Can you transcribe every line exactly and leave the pictures behind?

-=-=-

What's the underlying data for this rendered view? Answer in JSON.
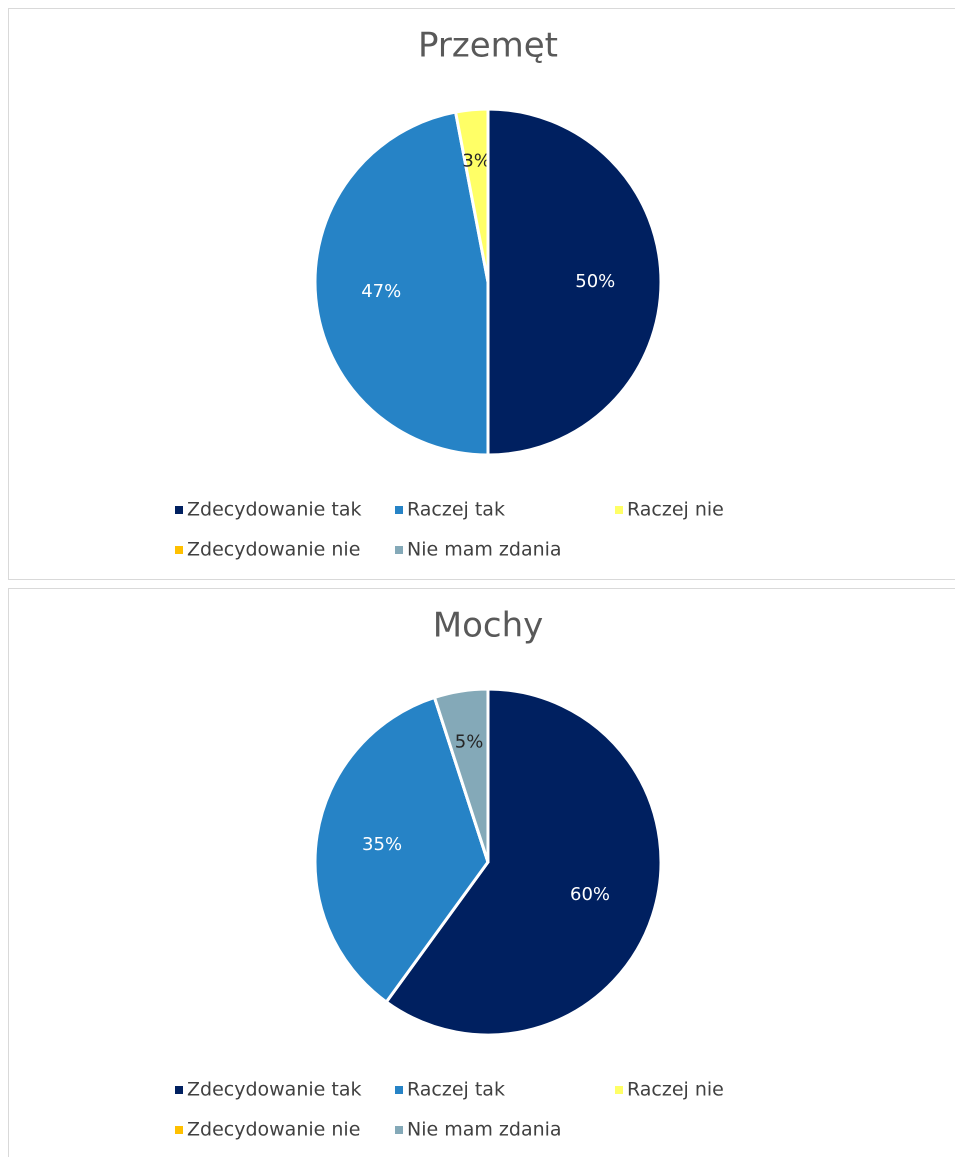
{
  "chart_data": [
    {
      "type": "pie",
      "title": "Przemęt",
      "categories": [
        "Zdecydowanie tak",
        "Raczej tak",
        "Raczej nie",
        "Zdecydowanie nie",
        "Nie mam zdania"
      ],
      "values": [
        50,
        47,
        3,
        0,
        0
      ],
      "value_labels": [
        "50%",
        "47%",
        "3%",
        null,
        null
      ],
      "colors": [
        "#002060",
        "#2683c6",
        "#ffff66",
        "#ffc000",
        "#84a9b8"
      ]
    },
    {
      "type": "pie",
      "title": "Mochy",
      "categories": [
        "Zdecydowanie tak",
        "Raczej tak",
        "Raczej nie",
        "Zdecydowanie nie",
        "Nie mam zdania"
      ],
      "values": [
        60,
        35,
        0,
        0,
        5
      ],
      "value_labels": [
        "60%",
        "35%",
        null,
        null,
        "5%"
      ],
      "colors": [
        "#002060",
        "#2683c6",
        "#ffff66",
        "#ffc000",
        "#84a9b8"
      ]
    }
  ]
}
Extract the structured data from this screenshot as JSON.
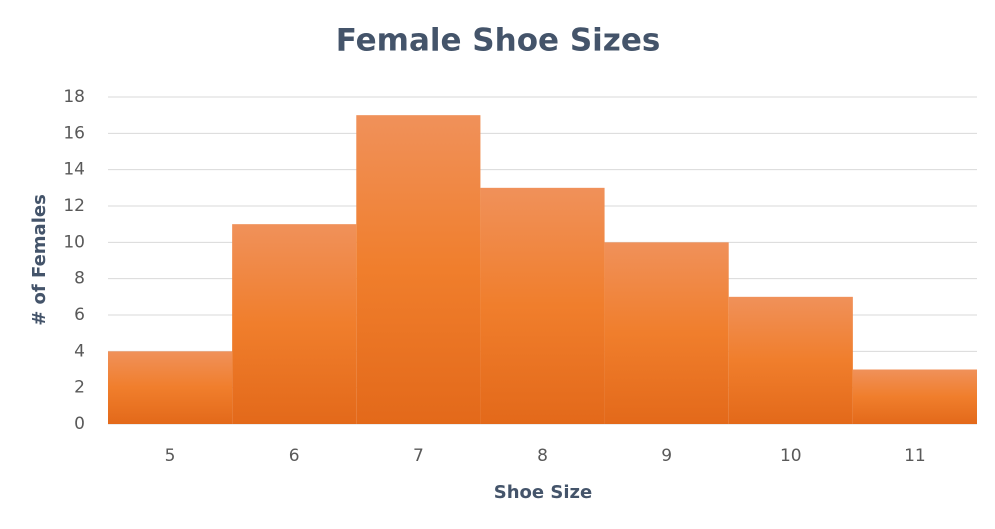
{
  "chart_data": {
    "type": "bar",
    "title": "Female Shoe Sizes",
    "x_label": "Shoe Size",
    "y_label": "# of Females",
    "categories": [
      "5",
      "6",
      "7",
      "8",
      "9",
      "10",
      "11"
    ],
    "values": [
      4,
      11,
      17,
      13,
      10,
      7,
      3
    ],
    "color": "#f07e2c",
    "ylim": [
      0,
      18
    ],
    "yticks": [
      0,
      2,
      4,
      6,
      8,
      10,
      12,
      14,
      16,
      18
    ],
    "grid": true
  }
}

-=-=-

→ **ANSWER TO THIS TASK**
What's the underlying data for this rendered view? Answer in JSON.
{
  "chart_data": [
    {
      "type": "pie",
      "title": "Przemęt",
      "categories": [
        "Zdecydowanie tak",
        "Raczej tak",
        "Raczej nie",
        "Zdecydowanie nie",
        "Nie mam zdania"
      ],
      "values": [
        50,
        47,
        3,
        0,
        0
      ],
      "value_labels": [
        "50%",
        "47%",
        "3%",
        null,
        null
      ],
      "colors": [
        "#002060",
        "#2683c6",
        "#ffff66",
        "#ffc000",
        "#84a9b8"
      ]
    },
    {
      "type": "pie",
      "title": "Mochy",
      "categories": [
        "Zdecydowanie tak",
        "Raczej tak",
        "Raczej nie",
        "Zdecydowanie nie",
        "Nie mam zdania"
      ],
      "values": [
        60,
        35,
        0,
        0,
        5
      ],
      "value_labels": [
        "60%",
        "35%",
        null,
        null,
        "5%"
      ],
      "colors": [
        "#002060",
        "#2683c6",
        "#ffff66",
        "#ffc000",
        "#84a9b8"
      ]
    }
  ]
}
Extract the structured data from this screenshot as JSON.
{
  "chart_data": {
    "type": "bar",
    "title": "Female Shoe Sizes",
    "x_label": "Shoe Size",
    "y_label": "# of Females",
    "categories": [
      "5",
      "6",
      "7",
      "8",
      "9",
      "10",
      "11"
    ],
    "values": [
      4,
      11,
      17,
      13,
      10,
      7,
      3
    ],
    "color": "#f07e2c",
    "ylim": [
      0,
      18
    ],
    "yticks": [
      0,
      2,
      4,
      6,
      8,
      10,
      12,
      14,
      16,
      18
    ],
    "grid": true
  }
}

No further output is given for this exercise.